↓
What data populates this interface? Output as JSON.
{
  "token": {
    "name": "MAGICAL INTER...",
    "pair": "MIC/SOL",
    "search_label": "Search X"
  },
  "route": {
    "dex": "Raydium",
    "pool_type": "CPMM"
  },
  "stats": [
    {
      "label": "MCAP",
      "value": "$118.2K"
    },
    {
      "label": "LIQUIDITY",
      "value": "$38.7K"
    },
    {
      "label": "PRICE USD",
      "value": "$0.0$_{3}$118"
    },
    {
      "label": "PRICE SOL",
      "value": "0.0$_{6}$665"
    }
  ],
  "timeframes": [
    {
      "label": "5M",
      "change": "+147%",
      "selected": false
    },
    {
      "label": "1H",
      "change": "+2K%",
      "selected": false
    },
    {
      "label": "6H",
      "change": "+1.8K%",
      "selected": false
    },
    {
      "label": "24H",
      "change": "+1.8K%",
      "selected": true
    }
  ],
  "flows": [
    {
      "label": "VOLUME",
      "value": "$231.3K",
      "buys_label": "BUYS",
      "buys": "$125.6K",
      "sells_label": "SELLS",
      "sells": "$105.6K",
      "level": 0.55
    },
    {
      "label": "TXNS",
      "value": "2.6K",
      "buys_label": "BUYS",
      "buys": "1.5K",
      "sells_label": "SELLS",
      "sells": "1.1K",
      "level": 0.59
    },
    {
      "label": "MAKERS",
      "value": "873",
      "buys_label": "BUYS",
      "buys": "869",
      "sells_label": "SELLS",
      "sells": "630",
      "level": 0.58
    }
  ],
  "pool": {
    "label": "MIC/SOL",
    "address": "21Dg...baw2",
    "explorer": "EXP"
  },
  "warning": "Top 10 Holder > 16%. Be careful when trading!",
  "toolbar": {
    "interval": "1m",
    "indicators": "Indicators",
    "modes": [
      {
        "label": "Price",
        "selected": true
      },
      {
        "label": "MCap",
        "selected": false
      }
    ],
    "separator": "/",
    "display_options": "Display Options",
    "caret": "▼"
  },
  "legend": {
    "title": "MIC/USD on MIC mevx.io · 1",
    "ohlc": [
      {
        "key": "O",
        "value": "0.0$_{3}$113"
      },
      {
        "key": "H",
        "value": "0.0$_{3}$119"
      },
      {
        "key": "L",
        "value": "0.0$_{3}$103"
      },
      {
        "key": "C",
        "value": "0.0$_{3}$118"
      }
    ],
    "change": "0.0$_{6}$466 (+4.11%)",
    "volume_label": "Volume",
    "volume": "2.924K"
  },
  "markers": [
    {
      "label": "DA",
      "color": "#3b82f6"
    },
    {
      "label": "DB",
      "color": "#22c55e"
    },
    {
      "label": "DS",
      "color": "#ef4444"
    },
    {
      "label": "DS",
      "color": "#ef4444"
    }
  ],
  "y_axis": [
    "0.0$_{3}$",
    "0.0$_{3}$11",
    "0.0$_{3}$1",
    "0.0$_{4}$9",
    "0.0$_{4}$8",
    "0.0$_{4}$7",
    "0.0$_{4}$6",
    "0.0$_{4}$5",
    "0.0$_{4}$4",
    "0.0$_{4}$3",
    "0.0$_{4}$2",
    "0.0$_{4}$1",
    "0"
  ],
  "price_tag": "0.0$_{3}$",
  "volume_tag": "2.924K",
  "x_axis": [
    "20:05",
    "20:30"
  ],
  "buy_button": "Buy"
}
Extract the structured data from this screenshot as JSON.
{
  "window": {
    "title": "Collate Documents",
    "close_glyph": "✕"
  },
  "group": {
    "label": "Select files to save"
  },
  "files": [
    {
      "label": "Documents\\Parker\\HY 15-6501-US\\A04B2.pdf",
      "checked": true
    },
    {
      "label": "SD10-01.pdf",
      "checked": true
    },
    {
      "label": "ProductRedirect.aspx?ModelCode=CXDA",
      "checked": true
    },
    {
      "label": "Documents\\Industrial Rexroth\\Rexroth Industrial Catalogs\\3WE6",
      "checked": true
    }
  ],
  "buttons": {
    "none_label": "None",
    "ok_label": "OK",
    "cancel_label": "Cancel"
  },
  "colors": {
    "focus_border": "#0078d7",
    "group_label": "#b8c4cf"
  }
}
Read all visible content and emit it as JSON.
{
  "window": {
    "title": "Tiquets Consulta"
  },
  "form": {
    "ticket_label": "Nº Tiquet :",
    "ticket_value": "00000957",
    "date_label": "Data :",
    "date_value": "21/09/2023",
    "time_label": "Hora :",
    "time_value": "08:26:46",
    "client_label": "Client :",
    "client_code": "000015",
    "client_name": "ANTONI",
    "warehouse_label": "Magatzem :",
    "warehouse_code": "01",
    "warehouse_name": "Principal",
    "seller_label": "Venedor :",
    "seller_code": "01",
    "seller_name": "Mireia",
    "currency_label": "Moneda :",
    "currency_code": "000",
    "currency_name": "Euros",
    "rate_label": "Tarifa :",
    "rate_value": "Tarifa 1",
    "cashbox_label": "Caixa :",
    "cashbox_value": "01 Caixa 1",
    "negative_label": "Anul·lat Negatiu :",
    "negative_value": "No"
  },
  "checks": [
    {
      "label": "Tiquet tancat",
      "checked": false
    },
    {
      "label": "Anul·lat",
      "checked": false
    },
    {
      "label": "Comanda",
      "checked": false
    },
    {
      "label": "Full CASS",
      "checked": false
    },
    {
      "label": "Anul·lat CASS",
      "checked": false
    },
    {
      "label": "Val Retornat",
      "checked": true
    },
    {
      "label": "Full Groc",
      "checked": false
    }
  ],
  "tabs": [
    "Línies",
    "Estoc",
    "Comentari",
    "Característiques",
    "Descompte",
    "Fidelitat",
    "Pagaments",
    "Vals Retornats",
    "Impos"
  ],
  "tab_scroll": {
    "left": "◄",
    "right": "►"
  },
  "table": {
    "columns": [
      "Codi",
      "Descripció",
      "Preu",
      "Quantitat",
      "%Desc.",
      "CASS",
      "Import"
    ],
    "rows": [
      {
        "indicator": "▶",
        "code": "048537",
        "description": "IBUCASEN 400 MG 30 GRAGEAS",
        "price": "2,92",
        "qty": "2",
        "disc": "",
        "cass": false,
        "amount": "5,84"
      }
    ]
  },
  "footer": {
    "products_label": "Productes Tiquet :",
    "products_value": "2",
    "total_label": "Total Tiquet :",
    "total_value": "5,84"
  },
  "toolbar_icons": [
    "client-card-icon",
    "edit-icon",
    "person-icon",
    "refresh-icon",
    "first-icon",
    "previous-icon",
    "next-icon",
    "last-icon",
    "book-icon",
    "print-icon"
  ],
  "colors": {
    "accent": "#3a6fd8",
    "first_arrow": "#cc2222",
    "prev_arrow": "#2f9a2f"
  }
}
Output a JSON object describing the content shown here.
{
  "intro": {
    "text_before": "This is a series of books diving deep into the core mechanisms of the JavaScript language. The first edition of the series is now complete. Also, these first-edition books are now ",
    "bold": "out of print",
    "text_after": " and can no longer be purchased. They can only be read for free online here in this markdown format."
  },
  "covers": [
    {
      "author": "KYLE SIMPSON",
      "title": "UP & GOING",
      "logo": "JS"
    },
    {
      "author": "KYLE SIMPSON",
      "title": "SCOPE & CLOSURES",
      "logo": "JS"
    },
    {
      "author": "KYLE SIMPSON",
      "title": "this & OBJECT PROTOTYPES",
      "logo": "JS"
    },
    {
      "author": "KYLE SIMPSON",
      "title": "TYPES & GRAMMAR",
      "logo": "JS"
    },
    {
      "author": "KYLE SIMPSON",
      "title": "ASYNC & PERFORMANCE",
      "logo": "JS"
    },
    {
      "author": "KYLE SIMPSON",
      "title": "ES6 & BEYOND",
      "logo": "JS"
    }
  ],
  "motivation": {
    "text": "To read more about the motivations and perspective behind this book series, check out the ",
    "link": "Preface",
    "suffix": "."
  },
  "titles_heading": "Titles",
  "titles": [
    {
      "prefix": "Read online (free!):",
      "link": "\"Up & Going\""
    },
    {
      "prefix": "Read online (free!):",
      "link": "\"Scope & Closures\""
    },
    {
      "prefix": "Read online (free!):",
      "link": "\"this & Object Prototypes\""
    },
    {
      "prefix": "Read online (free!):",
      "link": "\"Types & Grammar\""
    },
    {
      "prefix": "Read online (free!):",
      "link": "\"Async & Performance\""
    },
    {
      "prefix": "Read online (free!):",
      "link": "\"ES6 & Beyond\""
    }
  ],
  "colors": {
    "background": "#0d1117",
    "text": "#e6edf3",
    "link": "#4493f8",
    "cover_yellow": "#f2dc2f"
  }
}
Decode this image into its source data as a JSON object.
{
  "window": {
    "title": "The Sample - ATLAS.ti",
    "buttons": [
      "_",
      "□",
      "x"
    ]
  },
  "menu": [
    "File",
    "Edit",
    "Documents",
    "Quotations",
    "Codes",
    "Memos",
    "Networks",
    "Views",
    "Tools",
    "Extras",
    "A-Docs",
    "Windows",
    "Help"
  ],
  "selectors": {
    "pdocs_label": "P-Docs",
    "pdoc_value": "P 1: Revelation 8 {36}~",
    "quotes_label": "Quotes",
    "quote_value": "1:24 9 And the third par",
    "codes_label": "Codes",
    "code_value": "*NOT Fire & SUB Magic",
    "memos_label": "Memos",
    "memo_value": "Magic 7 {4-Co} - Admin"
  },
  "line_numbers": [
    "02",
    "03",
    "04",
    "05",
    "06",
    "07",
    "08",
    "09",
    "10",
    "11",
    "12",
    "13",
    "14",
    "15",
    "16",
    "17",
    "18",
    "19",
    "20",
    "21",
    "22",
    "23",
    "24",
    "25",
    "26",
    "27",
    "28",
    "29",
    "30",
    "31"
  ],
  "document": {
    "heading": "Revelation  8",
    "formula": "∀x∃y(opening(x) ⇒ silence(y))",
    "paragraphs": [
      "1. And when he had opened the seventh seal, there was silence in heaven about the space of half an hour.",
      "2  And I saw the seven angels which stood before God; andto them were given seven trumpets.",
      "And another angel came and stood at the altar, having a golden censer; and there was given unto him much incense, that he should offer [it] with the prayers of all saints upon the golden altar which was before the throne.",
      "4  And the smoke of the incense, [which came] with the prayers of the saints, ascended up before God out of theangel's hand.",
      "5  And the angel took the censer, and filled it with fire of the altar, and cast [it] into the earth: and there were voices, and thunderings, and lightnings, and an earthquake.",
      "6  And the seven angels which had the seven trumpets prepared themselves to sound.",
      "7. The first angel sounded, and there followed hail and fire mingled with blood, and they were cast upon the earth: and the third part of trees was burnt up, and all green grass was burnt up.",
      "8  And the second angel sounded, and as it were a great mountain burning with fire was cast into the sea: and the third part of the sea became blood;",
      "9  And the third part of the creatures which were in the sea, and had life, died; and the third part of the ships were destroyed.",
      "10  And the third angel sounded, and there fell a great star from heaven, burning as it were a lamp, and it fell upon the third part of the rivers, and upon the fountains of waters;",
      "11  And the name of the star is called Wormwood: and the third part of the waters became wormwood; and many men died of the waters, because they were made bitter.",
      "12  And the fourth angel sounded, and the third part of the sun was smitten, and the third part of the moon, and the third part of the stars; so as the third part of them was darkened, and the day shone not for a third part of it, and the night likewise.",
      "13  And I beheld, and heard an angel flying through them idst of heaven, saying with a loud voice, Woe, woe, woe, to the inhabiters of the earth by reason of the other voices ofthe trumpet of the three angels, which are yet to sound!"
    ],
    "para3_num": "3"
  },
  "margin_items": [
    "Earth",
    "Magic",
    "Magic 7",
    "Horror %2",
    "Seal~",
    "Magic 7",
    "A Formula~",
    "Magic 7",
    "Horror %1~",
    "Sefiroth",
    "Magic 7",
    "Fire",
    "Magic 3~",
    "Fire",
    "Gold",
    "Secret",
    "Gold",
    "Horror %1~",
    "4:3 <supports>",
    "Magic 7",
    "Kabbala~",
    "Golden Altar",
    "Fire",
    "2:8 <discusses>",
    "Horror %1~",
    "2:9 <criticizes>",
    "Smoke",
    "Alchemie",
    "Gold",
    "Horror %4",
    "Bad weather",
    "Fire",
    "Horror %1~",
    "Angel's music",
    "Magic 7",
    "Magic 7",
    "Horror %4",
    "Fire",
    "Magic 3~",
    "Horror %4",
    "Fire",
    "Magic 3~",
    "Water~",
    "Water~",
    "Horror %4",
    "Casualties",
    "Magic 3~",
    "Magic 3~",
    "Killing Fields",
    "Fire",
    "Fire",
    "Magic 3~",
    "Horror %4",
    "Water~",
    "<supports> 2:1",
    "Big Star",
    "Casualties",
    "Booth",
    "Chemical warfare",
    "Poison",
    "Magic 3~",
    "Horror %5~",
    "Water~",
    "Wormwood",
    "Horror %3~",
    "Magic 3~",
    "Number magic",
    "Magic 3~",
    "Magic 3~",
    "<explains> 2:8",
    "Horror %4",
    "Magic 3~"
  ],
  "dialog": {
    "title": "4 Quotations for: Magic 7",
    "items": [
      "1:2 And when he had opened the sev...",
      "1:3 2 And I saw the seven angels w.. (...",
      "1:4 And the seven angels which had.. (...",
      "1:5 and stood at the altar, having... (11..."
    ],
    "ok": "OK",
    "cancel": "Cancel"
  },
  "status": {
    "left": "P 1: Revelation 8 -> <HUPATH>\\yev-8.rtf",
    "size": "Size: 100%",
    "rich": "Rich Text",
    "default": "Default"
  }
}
↑
**WHAT TO PRODUCE:** Search the entries for the word "upon", then list each line that holds it.

**FULL RESPONSE:**
      "And another angel came and stood at the altar, having a golden censer; and there was given unto him much incense, that he should offer [it] with the prayers of all saints upon the golden altar which was before the throne.",
      "7. The first angel sounded, and there followed hail and fire mingled with blood, and they were cast upon the earth: and the third part of trees was burnt up, and all green grass was burnt up.",
      "10  And the third angel sounded, and there fell a great star from heaven, burning as it were a lamp, and it fell upon the third part of the rivers, and upon the fountains of waters;",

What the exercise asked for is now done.